> **What to produce**
Check every line below for the word "Warning" and show those that hold it.

> **Provided data**
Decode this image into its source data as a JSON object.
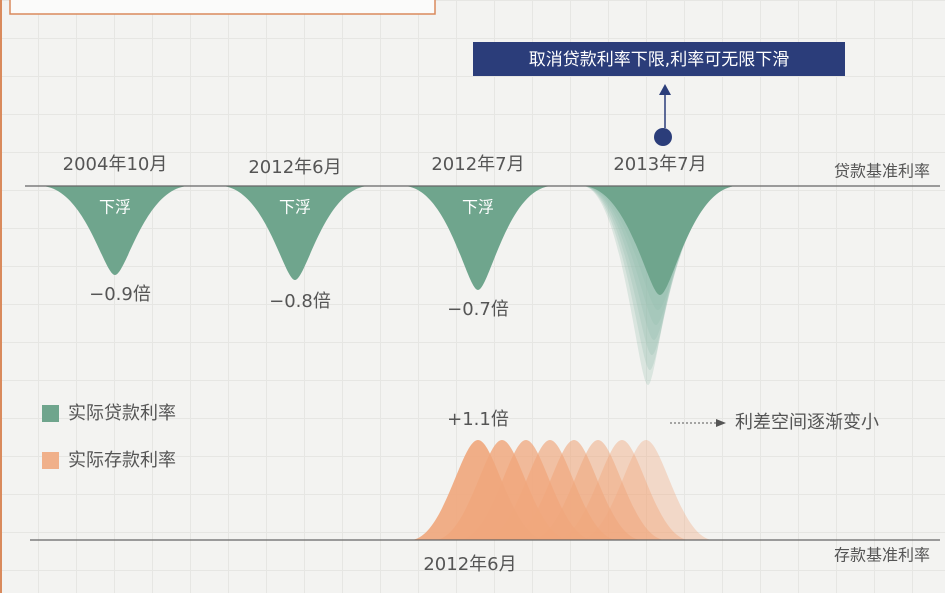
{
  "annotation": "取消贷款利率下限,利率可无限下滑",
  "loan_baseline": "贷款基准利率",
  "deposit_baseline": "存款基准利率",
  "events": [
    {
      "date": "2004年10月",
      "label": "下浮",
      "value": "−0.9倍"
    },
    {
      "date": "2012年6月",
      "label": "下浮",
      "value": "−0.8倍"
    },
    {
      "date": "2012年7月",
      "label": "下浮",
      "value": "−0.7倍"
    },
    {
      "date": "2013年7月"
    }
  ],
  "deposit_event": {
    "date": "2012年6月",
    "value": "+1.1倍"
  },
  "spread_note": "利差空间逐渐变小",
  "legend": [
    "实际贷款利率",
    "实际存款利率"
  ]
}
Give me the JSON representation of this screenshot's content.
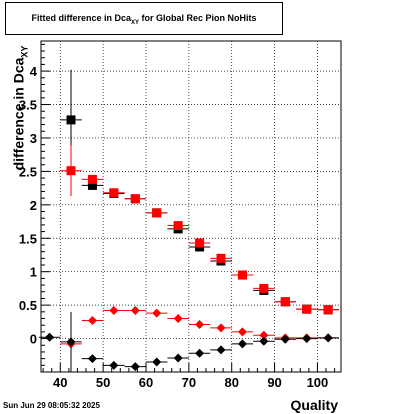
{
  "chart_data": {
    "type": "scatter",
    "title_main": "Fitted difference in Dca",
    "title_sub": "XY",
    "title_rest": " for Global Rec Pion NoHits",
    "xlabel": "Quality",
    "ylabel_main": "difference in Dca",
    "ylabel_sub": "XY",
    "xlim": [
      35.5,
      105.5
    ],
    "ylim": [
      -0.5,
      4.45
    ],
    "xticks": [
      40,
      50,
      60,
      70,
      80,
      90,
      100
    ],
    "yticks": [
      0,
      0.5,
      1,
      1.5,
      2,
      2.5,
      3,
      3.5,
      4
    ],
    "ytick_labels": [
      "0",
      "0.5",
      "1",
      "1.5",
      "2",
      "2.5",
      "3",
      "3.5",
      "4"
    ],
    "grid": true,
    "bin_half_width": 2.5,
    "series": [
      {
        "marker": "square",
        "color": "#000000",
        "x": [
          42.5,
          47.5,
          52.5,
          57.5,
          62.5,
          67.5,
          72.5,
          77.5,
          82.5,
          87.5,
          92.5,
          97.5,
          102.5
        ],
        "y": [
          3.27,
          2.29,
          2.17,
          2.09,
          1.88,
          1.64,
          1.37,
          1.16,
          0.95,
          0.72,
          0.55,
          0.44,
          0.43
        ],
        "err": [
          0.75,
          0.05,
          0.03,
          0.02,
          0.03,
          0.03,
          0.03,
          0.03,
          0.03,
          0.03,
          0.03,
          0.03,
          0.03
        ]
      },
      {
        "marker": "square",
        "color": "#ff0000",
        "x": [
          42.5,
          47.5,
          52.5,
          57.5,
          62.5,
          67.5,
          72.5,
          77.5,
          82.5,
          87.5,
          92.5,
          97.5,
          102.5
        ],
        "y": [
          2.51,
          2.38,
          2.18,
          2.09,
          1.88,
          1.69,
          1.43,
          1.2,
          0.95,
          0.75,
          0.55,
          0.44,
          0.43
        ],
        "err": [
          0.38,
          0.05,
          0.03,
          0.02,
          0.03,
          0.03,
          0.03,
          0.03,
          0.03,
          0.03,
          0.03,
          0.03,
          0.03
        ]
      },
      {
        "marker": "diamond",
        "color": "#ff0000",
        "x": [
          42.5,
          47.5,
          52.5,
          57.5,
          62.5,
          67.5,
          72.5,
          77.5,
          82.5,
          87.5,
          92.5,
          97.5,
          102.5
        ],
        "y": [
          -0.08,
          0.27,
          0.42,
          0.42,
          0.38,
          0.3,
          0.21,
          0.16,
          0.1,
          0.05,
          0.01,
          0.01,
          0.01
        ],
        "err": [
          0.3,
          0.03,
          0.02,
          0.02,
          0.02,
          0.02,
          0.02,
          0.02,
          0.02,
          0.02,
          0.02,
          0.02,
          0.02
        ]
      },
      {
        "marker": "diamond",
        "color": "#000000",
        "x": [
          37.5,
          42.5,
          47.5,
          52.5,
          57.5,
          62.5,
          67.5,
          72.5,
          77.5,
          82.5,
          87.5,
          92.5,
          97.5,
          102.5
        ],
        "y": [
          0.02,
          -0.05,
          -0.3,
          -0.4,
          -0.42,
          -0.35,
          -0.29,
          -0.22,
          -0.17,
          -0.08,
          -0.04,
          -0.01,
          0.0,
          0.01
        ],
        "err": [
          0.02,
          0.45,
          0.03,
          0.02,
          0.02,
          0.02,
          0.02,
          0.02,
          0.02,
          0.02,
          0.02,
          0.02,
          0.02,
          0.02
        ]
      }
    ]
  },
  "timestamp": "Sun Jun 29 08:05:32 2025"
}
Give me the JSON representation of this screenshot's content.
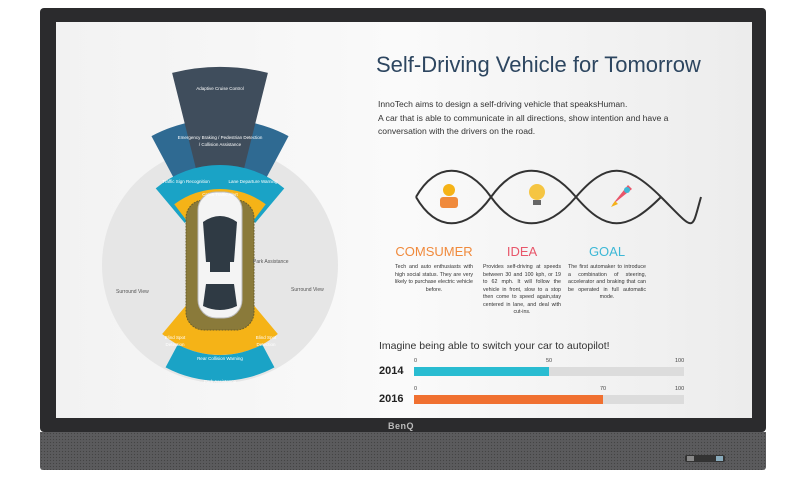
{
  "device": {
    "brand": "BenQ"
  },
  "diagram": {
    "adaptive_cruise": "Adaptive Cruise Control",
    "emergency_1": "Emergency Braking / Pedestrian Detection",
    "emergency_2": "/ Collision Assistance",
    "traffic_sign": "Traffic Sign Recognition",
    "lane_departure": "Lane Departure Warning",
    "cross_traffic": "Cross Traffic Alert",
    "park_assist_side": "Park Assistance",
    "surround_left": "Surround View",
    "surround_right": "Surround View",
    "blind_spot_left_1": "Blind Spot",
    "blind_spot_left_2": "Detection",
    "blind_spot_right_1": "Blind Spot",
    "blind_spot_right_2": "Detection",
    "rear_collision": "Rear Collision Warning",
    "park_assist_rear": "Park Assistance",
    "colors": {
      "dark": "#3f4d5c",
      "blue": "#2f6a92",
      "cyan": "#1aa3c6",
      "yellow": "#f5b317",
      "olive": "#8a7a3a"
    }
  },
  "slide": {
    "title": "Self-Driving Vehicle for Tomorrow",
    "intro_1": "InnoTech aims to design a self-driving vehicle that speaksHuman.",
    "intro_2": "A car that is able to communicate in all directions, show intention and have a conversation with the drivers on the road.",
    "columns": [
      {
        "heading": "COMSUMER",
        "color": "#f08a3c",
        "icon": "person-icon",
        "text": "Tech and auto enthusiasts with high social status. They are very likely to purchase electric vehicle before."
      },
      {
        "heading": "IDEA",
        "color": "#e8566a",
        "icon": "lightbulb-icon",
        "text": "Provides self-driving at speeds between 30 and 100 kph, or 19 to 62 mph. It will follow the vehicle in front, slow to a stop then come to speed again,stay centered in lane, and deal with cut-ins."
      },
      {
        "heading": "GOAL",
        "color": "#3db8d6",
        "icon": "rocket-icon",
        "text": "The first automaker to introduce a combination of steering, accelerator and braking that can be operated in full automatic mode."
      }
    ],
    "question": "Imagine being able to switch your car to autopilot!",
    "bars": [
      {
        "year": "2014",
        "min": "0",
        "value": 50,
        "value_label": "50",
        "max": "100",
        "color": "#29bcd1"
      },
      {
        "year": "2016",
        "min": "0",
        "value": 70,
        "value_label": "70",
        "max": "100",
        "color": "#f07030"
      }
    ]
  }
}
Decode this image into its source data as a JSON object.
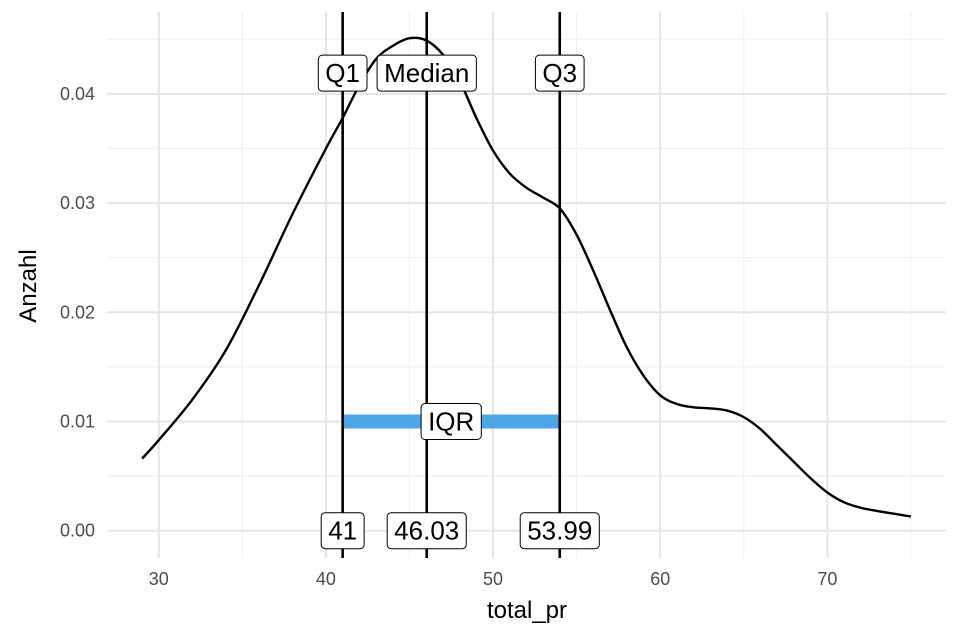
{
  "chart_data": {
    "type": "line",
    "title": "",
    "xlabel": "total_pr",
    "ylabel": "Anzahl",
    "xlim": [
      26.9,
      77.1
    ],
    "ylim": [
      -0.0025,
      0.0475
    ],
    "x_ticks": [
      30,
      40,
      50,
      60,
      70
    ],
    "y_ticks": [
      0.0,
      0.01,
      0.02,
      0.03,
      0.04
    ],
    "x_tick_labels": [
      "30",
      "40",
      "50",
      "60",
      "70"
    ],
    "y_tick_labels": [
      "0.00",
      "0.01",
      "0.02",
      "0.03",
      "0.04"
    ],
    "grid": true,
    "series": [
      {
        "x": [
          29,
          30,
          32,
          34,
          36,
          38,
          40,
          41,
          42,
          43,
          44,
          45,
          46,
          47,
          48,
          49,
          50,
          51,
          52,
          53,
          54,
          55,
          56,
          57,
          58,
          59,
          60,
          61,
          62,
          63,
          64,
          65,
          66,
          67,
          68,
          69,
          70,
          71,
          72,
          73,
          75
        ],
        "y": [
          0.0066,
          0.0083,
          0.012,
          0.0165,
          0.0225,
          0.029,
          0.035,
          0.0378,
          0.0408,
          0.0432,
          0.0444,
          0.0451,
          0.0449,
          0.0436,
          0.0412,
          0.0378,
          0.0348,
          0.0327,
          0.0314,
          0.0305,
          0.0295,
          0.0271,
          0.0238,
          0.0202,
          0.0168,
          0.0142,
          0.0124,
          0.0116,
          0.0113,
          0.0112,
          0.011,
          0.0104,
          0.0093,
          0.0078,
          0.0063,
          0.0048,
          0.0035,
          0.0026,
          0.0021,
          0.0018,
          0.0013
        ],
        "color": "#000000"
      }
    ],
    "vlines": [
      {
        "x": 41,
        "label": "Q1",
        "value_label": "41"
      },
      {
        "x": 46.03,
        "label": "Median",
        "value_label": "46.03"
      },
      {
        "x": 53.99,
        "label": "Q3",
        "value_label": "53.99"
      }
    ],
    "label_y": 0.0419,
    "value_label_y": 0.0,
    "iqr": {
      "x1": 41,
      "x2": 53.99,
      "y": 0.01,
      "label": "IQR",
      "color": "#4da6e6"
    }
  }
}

> **Task answer**
    "lane_departure": "Lane Departure Warning",
    "rear_collision": "Rear Collision Warning",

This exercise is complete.